[What is required]: Locate the lines where "机械能一定不变" occurs and copy them as they stand.

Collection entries
☆ ☆ ☆
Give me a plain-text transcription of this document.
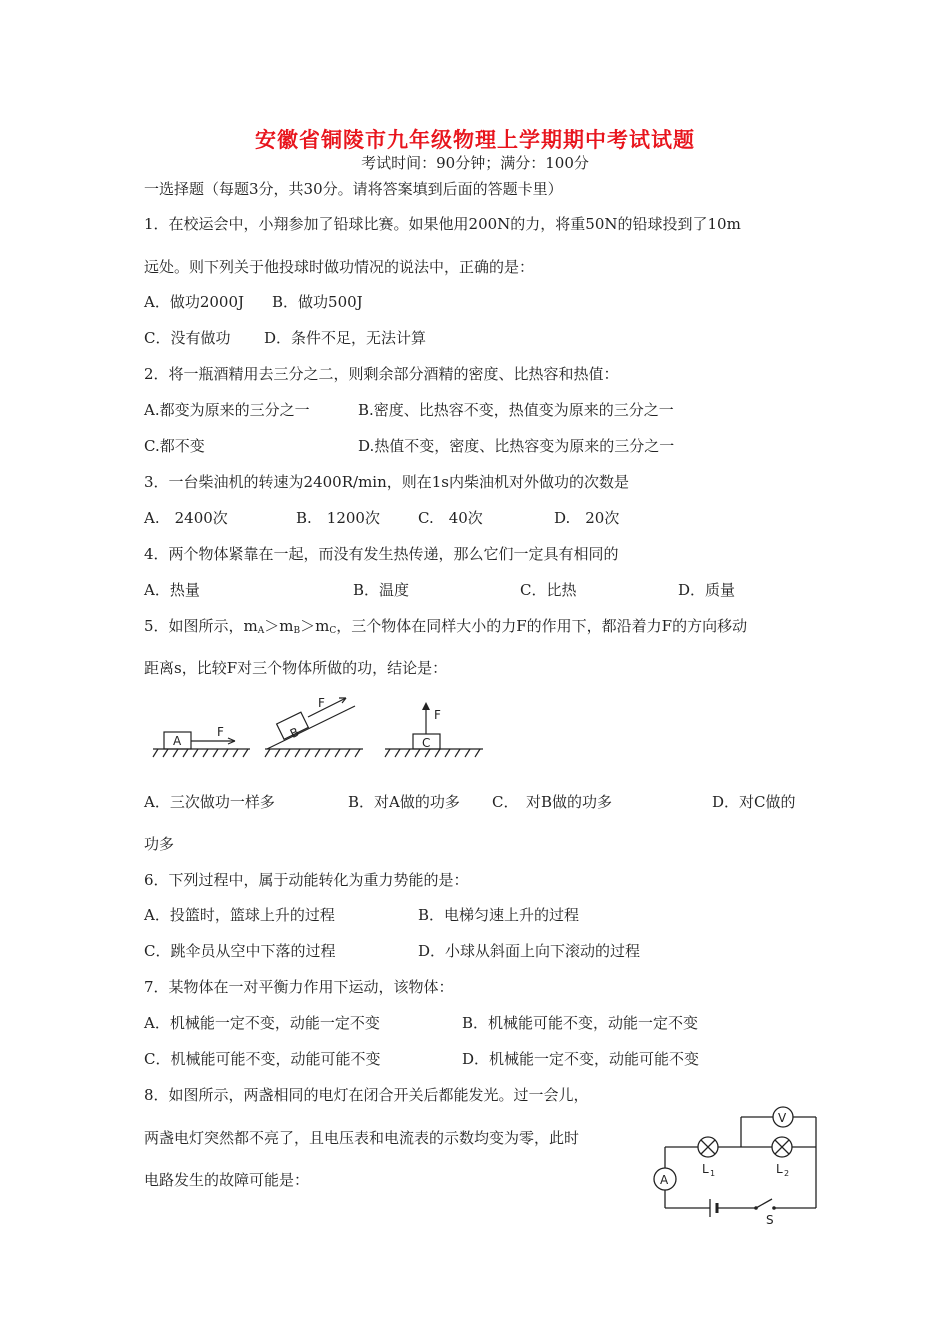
安徽省铜陵市九年级物理上学期期中考试试题
考试时间：90分钟；满分：100分
一选择题（每题3分，共30分。请将答案填到后面的答题卡里）
1．在校运会中，小翔参加了铅球比赛。如果他用200N的力，将重50N的铅球投到了10m
远处。则下列关于他投球时做功情况的说法中，正确的是：
A．做功2000J B．做功500J
C．没有做功 D．条件不足，无法计算
2．将一瓶酒精用去三分之二，则剩余部分酒精的密度、比热容和热值：
A.都变为原来的三分之一	B.密度、比热容不变，热值变为原来的三分之一
C.都不变	D.热值不变，密度、比热容变为原来的三分之一
3．一台柴油机的转速为2400R/min，则在1s内柴油机对外做功的次数是
A.　2400次	B.　1200次	C.　40次	D.　20次
4．两个物体紧靠在一起，而没有发生热传递，那么它们一定具有相同的
A．热量	B．温度	C．比热	D．质量
5．如图所示，$m_A>m_B>m_C$，三个物体在同样大小的力F的作用下，都沿着力F的方向移动
距离s，比较F对三个物体所做的功，结论是：
A
F	B
F
C
F
A．三次做功一样多	B．对A做的功多 C．　对B做的功多	D．对C做的
功多
6．下列过程中，属于动能转化为重力势能的是：
A．投篮时，篮球上升的过程	B．电梯匀速上升的过程
C．跳伞员从空中下落的过程	D．小球从斜面上向下滚动的过程
7．某物体在一对平衡力作用下运动，该物体：
A．机械能一定不变，动能一定不变	B．机械能可能不变，动能一定不变
C．机械能可能不变，动能可能不变	D．机械能一定不变，动能可能不变
8．如图所示，两盏相同的电灯在闭合开关后都能发光。过一会儿，
两盏电灯突然都不亮了，且电压表和电流表的示数均变为零，此时
电路发生的故障可能是：
V
A
L 1	L 2
S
☆ ☆ ☆
[Finished task]:
A．机械能一定不变，动能一定不变	B．机械能可能不变，动能一定不变
C．机械能可能不变，动能可能不变	D．机械能一定不变，动能可能不变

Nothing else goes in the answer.